● TASK INSTRUCTIONS
Could you transcribe the material below exactly, without leaving out a single line?

● GIVEN DATA
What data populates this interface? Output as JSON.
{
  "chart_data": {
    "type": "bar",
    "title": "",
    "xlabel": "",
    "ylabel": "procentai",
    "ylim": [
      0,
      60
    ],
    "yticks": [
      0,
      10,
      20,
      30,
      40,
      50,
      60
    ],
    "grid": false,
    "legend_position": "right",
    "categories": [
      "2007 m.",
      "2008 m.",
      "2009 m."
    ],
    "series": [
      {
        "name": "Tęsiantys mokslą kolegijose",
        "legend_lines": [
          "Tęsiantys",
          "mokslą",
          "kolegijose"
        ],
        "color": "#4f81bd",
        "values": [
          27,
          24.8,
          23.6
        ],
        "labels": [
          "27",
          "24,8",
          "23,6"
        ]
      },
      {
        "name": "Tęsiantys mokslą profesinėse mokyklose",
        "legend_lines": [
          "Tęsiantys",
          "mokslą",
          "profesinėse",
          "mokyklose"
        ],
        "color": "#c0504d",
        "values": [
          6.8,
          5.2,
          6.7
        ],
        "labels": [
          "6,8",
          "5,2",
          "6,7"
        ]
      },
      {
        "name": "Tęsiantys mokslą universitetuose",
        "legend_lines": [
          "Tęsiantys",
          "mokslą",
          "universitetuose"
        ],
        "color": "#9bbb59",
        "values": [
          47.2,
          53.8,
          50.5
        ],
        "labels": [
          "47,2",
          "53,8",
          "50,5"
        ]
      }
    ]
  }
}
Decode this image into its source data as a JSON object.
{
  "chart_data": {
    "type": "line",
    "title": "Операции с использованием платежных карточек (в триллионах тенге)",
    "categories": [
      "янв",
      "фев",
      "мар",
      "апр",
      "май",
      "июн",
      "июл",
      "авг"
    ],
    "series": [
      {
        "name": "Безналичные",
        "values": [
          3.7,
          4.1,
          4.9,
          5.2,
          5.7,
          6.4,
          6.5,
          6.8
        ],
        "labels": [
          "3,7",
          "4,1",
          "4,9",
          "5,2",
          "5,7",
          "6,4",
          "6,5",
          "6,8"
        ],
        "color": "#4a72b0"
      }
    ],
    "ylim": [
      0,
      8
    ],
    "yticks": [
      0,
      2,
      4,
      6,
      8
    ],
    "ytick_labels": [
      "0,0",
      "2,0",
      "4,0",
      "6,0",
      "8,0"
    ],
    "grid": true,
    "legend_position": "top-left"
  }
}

● REPLY TO THE TASK
What data populates this interface? Output as JSON.
{
  "chart_data": {
    "type": "bar",
    "title": "",
    "xlabel": "",
    "ylabel": "procentai",
    "ylim": [
      0,
      60
    ],
    "yticks": [
      0,
      10,
      20,
      30,
      40,
      50,
      60
    ],
    "grid": false,
    "legend_position": "right",
    "categories": [
      "2007 m.",
      "2008 m.",
      "2009 m."
    ],
    "series": [
      {
        "name": "Tęsiantys mokslą kolegijose",
        "legend_lines": [
          "Tęsiantys",
          "mokslą",
          "kolegijose"
        ],
        "color": "#4f81bd",
        "values": [
          27,
          24.8,
          23.6
        ],
        "labels": [
          "27",
          "24,8",
          "23,6"
        ]
      },
      {
        "name": "Tęsiantys mokslą profesinėse mokyklose",
        "legend_lines": [
          "Tęsiantys",
          "mokslą",
          "profesinėse",
          "mokyklose"
        ],
        "color": "#c0504d",
        "values": [
          6.8,
          5.2,
          6.7
        ],
        "labels": [
          "6,8",
          "5,2",
          "6,7"
        ]
      },
      {
        "name": "Tęsiantys mokslą universitetuose",
        "legend_lines": [
          "Tęsiantys",
          "mokslą",
          "universitetuose"
        ],
        "color": "#9bbb59",
        "values": [
          47.2,
          53.8,
          50.5
        ],
        "labels": [
          "47,2",
          "53,8",
          "50,5"
        ]
      }
    ]
  }
}
Decode this image into its source data as a JSON object.
{
  "chart_data": {
    "type": "line",
    "title": "Операции с использованием платежных карточек (в триллионах тенге)",
    "categories": [
      "янв",
      "фев",
      "мар",
      "апр",
      "май",
      "июн",
      "июл",
      "авг"
    ],
    "series": [
      {
        "name": "Безналичные",
        "values": [
          3.7,
          4.1,
          4.9,
          5.2,
          5.7,
          6.4,
          6.5,
          6.8
        ],
        "labels": [
          "3,7",
          "4,1",
          "4,9",
          "5,2",
          "5,7",
          "6,4",
          "6,5",
          "6,8"
        ],
        "color": "#4a72b0"
      }
    ],
    "ylim": [
      0,
      8
    ],
    "yticks": [
      0,
      2,
      4,
      6,
      8
    ],
    "ytick_labels": [
      "0,0",
      "2,0",
      "4,0",
      "6,0",
      "8,0"
    ],
    "grid": true,
    "legend_position": "top-left"
  }
}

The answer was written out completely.